> **EXERCISE DIRECTIONS**
Pictures in the data below are not part of the copy; transcribe everything else exactly.

> **DATA TO USE**
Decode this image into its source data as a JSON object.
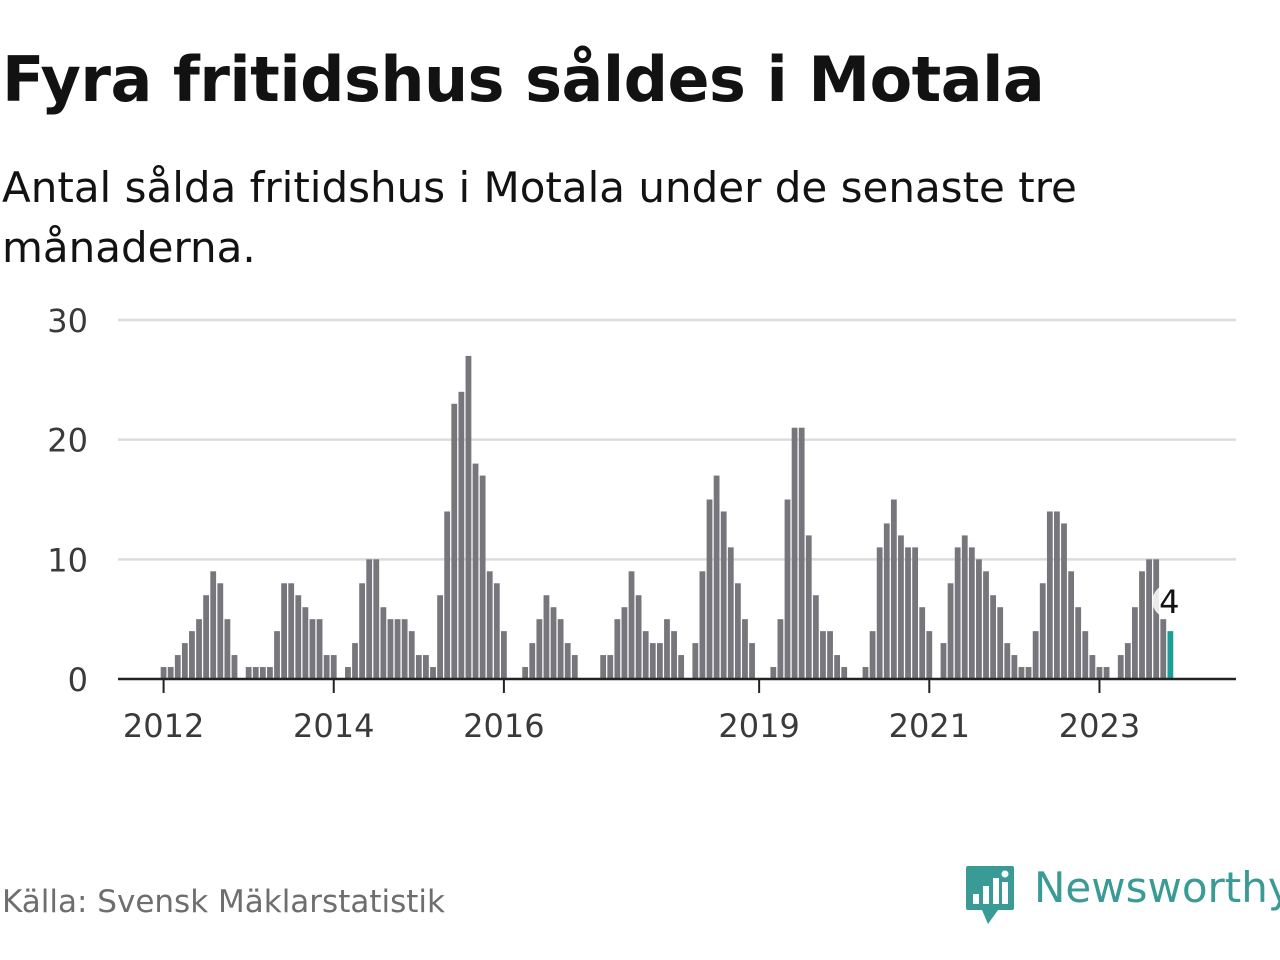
{
  "title": "Fyra fritidshus såldes i Motala",
  "subtitle": "Antal sålda fritidshus i Motala under de senaste tre månaderna.",
  "source": "Källa: Svensk Mäklarstatistik",
  "brand": "Newsworthy",
  "colors": {
    "bar": "#77767c",
    "highlight": "#1a9e97",
    "grid": "#dcdcdc",
    "axis": "#222222",
    "brand": "#3a9a96"
  },
  "chart_data": {
    "type": "bar",
    "xlabel": "",
    "ylabel": "",
    "ylim": [
      0,
      30
    ],
    "yticks": [
      0,
      10,
      20,
      30
    ],
    "grid": true,
    "start": "2011-11",
    "end": "2023-11",
    "x_ticks": [
      "2012",
      "2014",
      "2016",
      "2019",
      "2021",
      "2023"
    ],
    "values": [
      0,
      0,
      1,
      1,
      2,
      3,
      4,
      5,
      7,
      9,
      8,
      5,
      2,
      0,
      1,
      1,
      1,
      1,
      4,
      8,
      8,
      7,
      6,
      5,
      5,
      2,
      2,
      0,
      1,
      3,
      8,
      10,
      10,
      6,
      5,
      5,
      5,
      4,
      2,
      2,
      1,
      7,
      14,
      23,
      24,
      27,
      18,
      17,
      9,
      8,
      4,
      0,
      0,
      1,
      3,
      5,
      7,
      6,
      5,
      3,
      2,
      0,
      0,
      0,
      2,
      2,
      5,
      6,
      9,
      7,
      4,
      3,
      3,
      5,
      4,
      2,
      0,
      3,
      9,
      15,
      17,
      14,
      11,
      8,
      5,
      3,
      0,
      0,
      1,
      5,
      15,
      21,
      21,
      12,
      7,
      4,
      4,
      2,
      1,
      0,
      0,
      1,
      4,
      11,
      13,
      15,
      12,
      11,
      11,
      6,
      4,
      0,
      3,
      8,
      11,
      12,
      11,
      10,
      9,
      7,
      6,
      3,
      2,
      1,
      1,
      4,
      8,
      14,
      14,
      13,
      9,
      6,
      4,
      2,
      1,
      1,
      0,
      2,
      3,
      6,
      9,
      10,
      10,
      5,
      4
    ],
    "highlight_last": true,
    "last_value_label": "4"
  }
}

> **PROBLEM SOLUTION**
Decode this image into its source data as a JSON object.
{
  "title": "Fyra fritidshus såldes i Motala",
  "subtitle": "Antal sålda fritidshus i Motala under de senaste tre månaderna.",
  "source": "Källa: Svensk Mäklarstatistik",
  "brand": "Newsworthy",
  "colors": {
    "bar": "#77767c",
    "highlight": "#1a9e97",
    "grid": "#dcdcdc",
    "axis": "#222222",
    "brand": "#3a9a96"
  },
  "chart_data": {
    "type": "bar",
    "xlabel": "",
    "ylabel": "",
    "ylim": [
      0,
      30
    ],
    "yticks": [
      0,
      10,
      20,
      30
    ],
    "grid": true,
    "start": "2011-11",
    "end": "2023-11",
    "x_ticks": [
      "2012",
      "2014",
      "2016",
      "2019",
      "2021",
      "2023"
    ],
    "values": [
      0,
      0,
      1,
      1,
      2,
      3,
      4,
      5,
      7,
      9,
      8,
      5,
      2,
      0,
      1,
      1,
      1,
      1,
      4,
      8,
      8,
      7,
      6,
      5,
      5,
      2,
      2,
      0,
      1,
      3,
      8,
      10,
      10,
      6,
      5,
      5,
      5,
      4,
      2,
      2,
      1,
      7,
      14,
      23,
      24,
      27,
      18,
      17,
      9,
      8,
      4,
      0,
      0,
      1,
      3,
      5,
      7,
      6,
      5,
      3,
      2,
      0,
      0,
      0,
      2,
      2,
      5,
      6,
      9,
      7,
      4,
      3,
      3,
      5,
      4,
      2,
      0,
      3,
      9,
      15,
      17,
      14,
      11,
      8,
      5,
      3,
      0,
      0,
      1,
      5,
      15,
      21,
      21,
      12,
      7,
      4,
      4,
      2,
      1,
      0,
      0,
      1,
      4,
      11,
      13,
      15,
      12,
      11,
      11,
      6,
      4,
      0,
      3,
      8,
      11,
      12,
      11,
      10,
      9,
      7,
      6,
      3,
      2,
      1,
      1,
      4,
      8,
      14,
      14,
      13,
      9,
      6,
      4,
      2,
      1,
      1,
      0,
      2,
      3,
      6,
      9,
      10,
      10,
      5,
      4
    ],
    "highlight_last": true,
    "last_value_label": "4"
  }
}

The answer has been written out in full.